TEXT EXTRACT:

--- --- ---

I’m wondering what’s your opinion as a blog user. Should a personal blog have a search functionality? I never cared that much because I created an Alfred custom search that returns results on google using the site: operator and so when I need to find something on my site I do that.
Do you use search when available on other blogs? Do you find it useful?
If I really, really wanted to search an entire blog, I’d pull the whole thing down with wget and then use grep.
Seriously, though: I don’t implement search on my static website because the whole point of a static website (IMO) is that there’s no server-side or client-side code involved.
However, if I was using a CMS like ClassicPress I might as well provide a site search because all of the requisite functionality is already implemented. I suspect Kirby could also provide a search function despite being a file-based CMS and not using a database.
I don’t think a blog needs a search necessarily, but it can be helpful. Not all pages might be indexed by a search engine, for example. I recently used the search on an embroidery blog to find posts about a specific technique.
I doubt I’ll ever implement one on my site; it’s also a static site, and I’d like to keep it that way. I do try to add tags for certain topics to make it easier to find blog posts related to them. Although I generally only add tags for things I think I might write about more than once, or things I personally care about categorizing, so who knows how helpful they are for other folks!
Kirby does indeed have a search functionality so it’s not hard to add to my site. I just never needed it personally and I don’t know if people actually use it so I don’t want to add bloat to my site for no reason, hence my question.
That’s my issue with the whole search situation. I personally don’t need it. And it’s my site. Should I do something just because others may need it? Maybe? I don’t like to tag or to add categories because I blog about whatever and I like to that way. And my entire site, as far as I can tell, is indexed by search engines. And the whole point of a search engine is to let you search on a site. But maybe other people have different opinions which is why I’m asking here.
Possibly you could have a search form with the GET method and keep the JS on only that page. Many more people (on neocities and similar sites) are constrained by being unable to run code on the server side.
i think it depends on what kind of blog it is! for an advice blog or a cooking blog or a review blog, i would say a search function is absolutely necessary, but for personal blogs or something more general or entertaining it’s handy but not critical. i generally only use it there’s a specific post i want to find, usually i’m happy with just using tags or whatever their archive looks like to navigate personal/general blogs.
I went back and forth on this for a while. Eventually I decided to add search support just to make my own life easier. I store everything in a MariaDB, and while I could just run a query directly, this is easier. I doubt anyone else even knows that it exists, let alone uses the feature.
As a user, I can only think of a handful of times that I’ve ever performed a search. Most of the time I’ve relied on tags/categories to sift through old content. Although I think the target audience for digging deeply into old personal blog entries is relatively small to begin with.
TL;DR: If you don’t see the utility, I wouldn’t bother.

--- --- ---

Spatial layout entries
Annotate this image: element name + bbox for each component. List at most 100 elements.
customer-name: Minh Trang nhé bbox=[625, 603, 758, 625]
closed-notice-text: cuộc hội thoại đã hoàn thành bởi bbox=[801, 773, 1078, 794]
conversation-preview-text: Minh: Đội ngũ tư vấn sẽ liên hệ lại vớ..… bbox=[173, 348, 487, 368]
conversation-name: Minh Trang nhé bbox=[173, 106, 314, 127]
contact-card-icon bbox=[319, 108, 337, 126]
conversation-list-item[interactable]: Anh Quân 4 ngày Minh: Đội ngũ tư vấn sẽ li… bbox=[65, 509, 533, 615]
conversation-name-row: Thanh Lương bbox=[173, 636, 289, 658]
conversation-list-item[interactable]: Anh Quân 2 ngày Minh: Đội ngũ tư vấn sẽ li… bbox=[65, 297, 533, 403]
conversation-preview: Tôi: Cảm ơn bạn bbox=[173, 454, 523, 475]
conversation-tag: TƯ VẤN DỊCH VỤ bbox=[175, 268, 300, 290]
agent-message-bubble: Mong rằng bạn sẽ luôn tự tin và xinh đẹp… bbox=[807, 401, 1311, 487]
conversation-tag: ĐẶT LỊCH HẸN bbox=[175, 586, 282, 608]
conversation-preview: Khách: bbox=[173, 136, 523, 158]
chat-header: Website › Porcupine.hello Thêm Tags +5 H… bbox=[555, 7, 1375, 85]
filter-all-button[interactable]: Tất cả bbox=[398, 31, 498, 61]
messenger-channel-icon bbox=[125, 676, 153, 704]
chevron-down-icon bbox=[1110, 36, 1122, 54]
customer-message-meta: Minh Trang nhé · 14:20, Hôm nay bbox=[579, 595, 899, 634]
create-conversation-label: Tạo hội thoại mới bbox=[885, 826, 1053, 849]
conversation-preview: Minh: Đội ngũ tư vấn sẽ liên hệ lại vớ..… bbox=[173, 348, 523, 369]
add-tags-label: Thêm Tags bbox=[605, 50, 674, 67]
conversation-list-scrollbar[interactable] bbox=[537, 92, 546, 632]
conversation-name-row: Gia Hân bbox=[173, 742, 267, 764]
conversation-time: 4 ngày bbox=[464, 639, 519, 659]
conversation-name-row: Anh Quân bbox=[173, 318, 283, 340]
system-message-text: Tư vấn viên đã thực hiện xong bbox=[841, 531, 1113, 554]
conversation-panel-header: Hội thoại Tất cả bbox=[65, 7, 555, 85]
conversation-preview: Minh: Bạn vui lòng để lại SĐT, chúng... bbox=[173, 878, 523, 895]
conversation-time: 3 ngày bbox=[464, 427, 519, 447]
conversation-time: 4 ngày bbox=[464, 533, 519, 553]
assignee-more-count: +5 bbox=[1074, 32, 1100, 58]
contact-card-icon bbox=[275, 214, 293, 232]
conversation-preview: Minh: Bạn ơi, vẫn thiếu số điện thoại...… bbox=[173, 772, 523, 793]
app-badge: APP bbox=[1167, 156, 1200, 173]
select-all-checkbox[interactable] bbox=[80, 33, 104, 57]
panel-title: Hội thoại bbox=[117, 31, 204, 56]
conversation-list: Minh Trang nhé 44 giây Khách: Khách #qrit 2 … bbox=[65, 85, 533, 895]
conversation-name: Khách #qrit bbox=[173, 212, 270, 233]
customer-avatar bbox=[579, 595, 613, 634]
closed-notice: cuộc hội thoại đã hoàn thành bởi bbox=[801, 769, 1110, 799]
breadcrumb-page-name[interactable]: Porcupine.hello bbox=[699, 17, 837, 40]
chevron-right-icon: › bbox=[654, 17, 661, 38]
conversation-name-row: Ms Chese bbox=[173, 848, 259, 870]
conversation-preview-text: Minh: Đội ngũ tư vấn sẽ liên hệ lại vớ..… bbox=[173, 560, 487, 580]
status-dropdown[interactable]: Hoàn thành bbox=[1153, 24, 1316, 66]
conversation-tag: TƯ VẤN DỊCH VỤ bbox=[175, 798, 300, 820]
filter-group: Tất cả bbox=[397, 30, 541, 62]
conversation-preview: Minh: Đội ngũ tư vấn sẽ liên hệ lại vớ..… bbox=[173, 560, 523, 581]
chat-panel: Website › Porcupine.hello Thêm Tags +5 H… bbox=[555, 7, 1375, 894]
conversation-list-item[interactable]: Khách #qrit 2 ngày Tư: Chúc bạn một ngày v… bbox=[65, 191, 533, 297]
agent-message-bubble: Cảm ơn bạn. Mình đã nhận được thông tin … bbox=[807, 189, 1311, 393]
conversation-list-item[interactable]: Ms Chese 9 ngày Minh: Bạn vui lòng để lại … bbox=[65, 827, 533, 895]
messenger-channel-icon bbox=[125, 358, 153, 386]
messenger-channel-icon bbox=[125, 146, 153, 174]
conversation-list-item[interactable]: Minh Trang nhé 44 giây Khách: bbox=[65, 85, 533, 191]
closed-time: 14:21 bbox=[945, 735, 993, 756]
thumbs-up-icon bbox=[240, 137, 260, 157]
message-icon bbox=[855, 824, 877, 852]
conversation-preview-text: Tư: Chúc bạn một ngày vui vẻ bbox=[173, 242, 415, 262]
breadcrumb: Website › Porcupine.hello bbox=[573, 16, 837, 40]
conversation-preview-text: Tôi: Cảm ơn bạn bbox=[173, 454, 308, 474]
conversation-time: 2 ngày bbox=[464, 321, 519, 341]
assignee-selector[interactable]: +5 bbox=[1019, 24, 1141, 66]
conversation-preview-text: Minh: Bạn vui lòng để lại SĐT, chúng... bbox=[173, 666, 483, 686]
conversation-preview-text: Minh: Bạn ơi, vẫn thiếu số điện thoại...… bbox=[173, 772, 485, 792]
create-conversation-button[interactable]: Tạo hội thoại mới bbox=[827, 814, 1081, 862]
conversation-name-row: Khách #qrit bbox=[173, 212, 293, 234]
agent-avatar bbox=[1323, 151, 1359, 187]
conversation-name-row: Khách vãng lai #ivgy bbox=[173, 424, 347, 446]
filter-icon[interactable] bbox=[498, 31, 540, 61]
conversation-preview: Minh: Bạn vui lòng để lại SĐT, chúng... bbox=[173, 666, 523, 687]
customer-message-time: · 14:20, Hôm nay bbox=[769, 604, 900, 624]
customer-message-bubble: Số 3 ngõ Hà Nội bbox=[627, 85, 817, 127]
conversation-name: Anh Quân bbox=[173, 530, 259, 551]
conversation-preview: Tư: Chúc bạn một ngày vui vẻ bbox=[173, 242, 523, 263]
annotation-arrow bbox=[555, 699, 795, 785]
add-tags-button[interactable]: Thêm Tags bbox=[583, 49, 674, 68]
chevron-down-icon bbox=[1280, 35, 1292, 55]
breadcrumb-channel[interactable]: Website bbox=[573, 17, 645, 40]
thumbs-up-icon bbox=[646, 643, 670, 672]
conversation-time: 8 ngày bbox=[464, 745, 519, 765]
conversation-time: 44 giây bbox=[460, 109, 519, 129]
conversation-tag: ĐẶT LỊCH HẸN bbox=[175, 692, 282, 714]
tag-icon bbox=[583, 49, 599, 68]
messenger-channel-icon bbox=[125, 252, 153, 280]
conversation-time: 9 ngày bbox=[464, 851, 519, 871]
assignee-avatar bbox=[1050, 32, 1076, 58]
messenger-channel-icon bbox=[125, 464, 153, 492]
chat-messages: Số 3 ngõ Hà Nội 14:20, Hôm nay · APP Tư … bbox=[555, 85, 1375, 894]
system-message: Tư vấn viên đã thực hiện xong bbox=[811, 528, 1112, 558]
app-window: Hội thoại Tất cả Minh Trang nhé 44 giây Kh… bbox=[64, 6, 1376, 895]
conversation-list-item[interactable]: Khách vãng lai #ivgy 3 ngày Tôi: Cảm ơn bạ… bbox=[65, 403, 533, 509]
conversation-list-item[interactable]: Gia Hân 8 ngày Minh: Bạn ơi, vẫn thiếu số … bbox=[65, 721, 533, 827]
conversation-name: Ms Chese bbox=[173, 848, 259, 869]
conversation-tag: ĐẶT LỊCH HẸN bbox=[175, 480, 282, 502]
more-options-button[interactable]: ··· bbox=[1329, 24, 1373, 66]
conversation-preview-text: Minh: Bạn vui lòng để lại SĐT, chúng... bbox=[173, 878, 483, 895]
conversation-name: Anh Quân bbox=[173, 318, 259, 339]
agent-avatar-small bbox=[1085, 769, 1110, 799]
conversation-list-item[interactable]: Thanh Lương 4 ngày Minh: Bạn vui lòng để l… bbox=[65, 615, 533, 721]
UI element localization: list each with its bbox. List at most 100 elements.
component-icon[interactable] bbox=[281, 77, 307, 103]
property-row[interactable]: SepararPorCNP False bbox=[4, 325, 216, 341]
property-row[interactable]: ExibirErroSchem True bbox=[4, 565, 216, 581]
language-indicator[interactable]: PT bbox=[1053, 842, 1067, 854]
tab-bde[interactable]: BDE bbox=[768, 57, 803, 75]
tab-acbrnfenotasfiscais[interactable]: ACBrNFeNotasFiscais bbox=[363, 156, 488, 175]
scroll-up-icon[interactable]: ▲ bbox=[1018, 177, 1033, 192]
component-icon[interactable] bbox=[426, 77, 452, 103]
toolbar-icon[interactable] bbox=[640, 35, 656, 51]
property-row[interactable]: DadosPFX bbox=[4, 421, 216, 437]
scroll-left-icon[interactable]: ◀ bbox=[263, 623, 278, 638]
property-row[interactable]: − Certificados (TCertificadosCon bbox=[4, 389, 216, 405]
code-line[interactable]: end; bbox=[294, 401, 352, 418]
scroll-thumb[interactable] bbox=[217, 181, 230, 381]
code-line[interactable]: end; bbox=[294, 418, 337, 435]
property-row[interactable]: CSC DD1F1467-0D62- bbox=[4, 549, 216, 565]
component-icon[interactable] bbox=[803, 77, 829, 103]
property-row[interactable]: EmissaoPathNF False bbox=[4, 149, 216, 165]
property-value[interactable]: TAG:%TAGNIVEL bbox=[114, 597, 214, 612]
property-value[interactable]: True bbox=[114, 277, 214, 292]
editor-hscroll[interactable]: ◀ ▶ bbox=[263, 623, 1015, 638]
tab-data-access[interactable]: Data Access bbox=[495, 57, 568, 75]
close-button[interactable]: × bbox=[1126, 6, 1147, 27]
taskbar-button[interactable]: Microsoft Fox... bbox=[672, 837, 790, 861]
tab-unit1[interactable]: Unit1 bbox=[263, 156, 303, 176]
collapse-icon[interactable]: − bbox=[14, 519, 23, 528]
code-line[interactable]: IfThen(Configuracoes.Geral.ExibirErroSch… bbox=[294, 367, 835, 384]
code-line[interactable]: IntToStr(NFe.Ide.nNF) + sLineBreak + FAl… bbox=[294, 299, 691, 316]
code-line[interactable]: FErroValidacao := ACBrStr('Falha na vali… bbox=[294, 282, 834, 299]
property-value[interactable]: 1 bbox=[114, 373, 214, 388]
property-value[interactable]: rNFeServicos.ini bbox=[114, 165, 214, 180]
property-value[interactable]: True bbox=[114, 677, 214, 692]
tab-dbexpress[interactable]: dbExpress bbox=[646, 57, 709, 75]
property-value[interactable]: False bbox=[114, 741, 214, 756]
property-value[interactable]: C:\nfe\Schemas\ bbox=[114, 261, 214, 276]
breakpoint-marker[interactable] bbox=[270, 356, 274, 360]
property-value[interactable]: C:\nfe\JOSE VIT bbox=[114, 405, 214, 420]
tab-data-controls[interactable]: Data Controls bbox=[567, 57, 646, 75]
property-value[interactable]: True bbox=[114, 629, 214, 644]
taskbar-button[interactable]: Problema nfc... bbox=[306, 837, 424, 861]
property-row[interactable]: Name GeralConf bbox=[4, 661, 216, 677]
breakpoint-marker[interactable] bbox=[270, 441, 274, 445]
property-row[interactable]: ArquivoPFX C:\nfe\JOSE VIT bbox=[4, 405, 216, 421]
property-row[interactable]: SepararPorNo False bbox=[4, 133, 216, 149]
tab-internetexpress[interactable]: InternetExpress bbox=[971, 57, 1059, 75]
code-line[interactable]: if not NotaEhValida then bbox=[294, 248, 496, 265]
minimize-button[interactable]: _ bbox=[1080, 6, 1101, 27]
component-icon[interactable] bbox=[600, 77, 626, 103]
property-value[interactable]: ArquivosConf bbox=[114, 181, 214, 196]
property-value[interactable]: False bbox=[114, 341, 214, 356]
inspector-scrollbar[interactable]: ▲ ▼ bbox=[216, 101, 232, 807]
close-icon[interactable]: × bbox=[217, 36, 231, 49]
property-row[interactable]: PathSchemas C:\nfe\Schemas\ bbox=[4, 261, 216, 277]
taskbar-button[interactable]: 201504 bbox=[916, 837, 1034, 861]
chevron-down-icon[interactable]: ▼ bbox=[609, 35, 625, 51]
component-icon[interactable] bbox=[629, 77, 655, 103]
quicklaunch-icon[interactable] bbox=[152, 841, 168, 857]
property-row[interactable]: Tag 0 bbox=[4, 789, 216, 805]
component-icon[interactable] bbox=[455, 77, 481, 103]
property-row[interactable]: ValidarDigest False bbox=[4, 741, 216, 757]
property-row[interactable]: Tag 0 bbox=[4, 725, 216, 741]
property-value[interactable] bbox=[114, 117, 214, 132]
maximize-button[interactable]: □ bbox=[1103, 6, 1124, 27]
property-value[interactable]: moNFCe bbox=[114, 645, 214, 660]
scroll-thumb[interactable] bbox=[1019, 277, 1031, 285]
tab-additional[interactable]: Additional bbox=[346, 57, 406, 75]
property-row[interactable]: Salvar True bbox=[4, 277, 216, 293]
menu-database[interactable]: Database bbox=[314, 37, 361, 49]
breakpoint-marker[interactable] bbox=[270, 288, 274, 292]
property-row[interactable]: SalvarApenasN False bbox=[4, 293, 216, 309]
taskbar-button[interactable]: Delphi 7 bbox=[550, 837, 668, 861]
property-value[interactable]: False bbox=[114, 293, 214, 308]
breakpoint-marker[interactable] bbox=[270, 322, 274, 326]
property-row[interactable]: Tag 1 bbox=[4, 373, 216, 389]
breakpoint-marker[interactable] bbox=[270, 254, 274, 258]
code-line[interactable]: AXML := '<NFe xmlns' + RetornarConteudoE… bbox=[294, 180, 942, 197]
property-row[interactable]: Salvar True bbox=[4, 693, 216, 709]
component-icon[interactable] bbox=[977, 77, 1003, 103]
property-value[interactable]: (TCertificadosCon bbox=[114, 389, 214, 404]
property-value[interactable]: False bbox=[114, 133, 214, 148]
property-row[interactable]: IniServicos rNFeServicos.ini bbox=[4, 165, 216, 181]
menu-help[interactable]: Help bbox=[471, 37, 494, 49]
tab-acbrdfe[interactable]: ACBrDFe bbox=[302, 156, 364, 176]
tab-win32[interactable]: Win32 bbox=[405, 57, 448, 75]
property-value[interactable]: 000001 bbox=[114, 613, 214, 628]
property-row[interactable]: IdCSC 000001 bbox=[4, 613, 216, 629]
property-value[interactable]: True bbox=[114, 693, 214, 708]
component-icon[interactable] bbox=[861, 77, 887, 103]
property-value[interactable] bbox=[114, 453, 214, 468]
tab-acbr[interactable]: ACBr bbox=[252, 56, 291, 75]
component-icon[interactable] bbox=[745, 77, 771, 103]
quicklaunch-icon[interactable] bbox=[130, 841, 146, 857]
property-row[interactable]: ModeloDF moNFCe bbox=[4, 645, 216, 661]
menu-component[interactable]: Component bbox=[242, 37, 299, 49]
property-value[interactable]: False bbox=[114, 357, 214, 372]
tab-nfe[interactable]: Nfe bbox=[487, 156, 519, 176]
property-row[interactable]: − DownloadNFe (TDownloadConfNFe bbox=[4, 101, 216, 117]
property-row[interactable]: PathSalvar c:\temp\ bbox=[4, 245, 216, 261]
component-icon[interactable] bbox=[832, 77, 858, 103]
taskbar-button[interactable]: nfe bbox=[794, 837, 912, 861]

--- --- ---

DIRECTIVES:
a – Answer these questions using the discussion on blog search:
(i) What does the opening poster use to find something on their own site?
(ii) What kind of blog did one participant recently search to find posts about a specific technique?
(iii) What does the participant who added search support to make their own life easier use to store everything?
b – Echo the passage of the discussion on blog search word for word, starting at "Possibly you could" and ending at "navigate personal/general blogs.".
c – Carry on the discussion on blog search from its last line.
The items have no connection to the discussion on blog search.

ANSWERS FOR THE EXERCISE:
a –
(i) An Alfred custom search that returns Google results using the site: operator.
(ii) An embroidery blog.
(iii) A MariaDB.

b –
Possibly you could have a search form with the GET method and keep the JS on only that page. Many more people (on neocities and similar sites) are constrained by being unable to run code on the server side.
i think it depends on what kind of blog it is! for an advice blog or a cooking blog or a review blog, i would say a search function is absolutely necessary, but for personal blogs or something more general or entertaining it’s handy but not critical. i generally only use it there’s a specific post i want to find, usually i’m happy with just using tags or whatever their archive looks like to navigate personal/general blogs.

c –
Super sidebar: I had similar reservations about adding tags to entries as I face almost unspeakable difficulty trying to categorize things that I wrote. The first and last time I used Gen AI for anything site-related was a desperate attempt to ask the machine to hallucinate tags for me based on content. It sort of worked, but the result felt hollow and wrong. So I threw that all away and have added tags whenever I can manage to do it manually.
I run everything on a VPS so there’s no problem for me to run a normal search. My issue is not how to do it, that’s a solved problem. I’m wondering if I should do it at all and if it’s worth adding.
That’s where I’m currently at. I don’t think it’s necessary and if someone needs to find a specific post they can easily do that using a search engine. I think part of the fun on a personal site is to explore and click around.
Yeah for me I only search a blog/website if I’m trying to find something I already know is there. If I’m trying to see if there are pages relating to a certain topic I am much more likely to use tags or other navigation means provided by the site.
That said, if you think search would be fun and interesting to implement, or if it would be useful for you, go for it!
So funnily enough I can already search inside the site in my backend and I think I use that functionality maybe once every couple of months if I need to edit something in a specific page (usually it’s to update the list of blog platforms)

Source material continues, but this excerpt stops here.